[Source records]

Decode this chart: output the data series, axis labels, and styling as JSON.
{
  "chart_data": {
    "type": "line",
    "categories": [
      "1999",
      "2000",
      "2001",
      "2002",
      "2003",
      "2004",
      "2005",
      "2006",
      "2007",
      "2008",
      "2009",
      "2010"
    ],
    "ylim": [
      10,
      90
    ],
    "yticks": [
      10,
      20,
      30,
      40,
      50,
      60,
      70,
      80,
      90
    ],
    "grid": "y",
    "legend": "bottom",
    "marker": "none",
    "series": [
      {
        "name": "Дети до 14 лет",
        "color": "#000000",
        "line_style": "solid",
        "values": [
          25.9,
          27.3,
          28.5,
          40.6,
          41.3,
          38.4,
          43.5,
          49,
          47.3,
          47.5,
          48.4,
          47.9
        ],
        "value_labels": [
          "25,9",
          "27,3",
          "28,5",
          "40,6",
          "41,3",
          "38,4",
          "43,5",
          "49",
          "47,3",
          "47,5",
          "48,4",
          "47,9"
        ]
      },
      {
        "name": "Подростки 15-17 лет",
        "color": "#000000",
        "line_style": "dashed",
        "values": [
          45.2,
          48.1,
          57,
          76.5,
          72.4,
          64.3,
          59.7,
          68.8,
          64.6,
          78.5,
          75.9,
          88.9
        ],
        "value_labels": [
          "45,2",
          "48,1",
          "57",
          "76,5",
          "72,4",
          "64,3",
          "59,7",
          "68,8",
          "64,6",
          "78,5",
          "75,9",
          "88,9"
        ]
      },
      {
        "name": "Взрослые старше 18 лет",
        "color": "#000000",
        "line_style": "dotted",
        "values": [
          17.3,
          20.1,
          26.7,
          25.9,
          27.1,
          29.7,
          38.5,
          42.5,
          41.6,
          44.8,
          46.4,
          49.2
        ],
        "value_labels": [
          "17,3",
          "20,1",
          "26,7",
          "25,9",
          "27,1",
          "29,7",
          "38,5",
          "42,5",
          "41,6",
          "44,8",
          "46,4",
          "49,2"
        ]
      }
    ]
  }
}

WHAT IS BEING ASKED:
Write out the whole listing again, exactly as it stands.

ANSWER BELOW:
Decode this chart: output the data series, axis labels, and styling as JSON.
{
  "chart_data": {
    "type": "line",
    "categories": [
      "1999",
      "2000",
      "2001",
      "2002",
      "2003",
      "2004",
      "2005",
      "2006",
      "2007",
      "2008",
      "2009",
      "2010"
    ],
    "ylim": [
      10,
      90
    ],
    "yticks": [
      10,
      20,
      30,
      40,
      50,
      60,
      70,
      80,
      90
    ],
    "grid": "y",
    "legend": "bottom",
    "marker": "none",
    "series": [
      {
        "name": "Дети до 14 лет",
        "color": "#000000",
        "line_style": "solid",
        "values": [
          25.9,
          27.3,
          28.5,
          40.6,
          41.3,
          38.4,
          43.5,
          49,
          47.3,
          47.5,
          48.4,
          47.9
        ],
        "value_labels": [
          "25,9",
          "27,3",
          "28,5",
          "40,6",
          "41,3",
          "38,4",
          "43,5",
          "49",
          "47,3",
          "47,5",
          "48,4",
          "47,9"
        ]
      },
      {
        "name": "Подростки 15-17 лет",
        "color": "#000000",
        "line_style": "dashed",
        "values": [
          45.2,
          48.1,
          57,
          76.5,
          72.4,
          64.3,
          59.7,
          68.8,
          64.6,
          78.5,
          75.9,
          88.9
        ],
        "value_labels": [
          "45,2",
          "48,1",
          "57",
          "76,5",
          "72,4",
          "64,3",
          "59,7",
          "68,8",
          "64,6",
          "78,5",
          "75,9",
          "88,9"
        ]
      },
      {
        "name": "Взрослые старше 18 лет",
        "color": "#000000",
        "line_style": "dotted",
        "values": [
          17.3,
          20.1,
          26.7,
          25.9,
          27.1,
          29.7,
          38.5,
          42.5,
          41.6,
          44.8,
          46.4,
          49.2
        ],
        "value_labels": [
          "17,3",
          "20,1",
          "26,7",
          "25,9",
          "27,1",
          "29,7",
          "38,5",
          "42,5",
          "41,6",
          "44,8",
          "46,4",
          "49,2"
        ]
      }
    ]
  }
}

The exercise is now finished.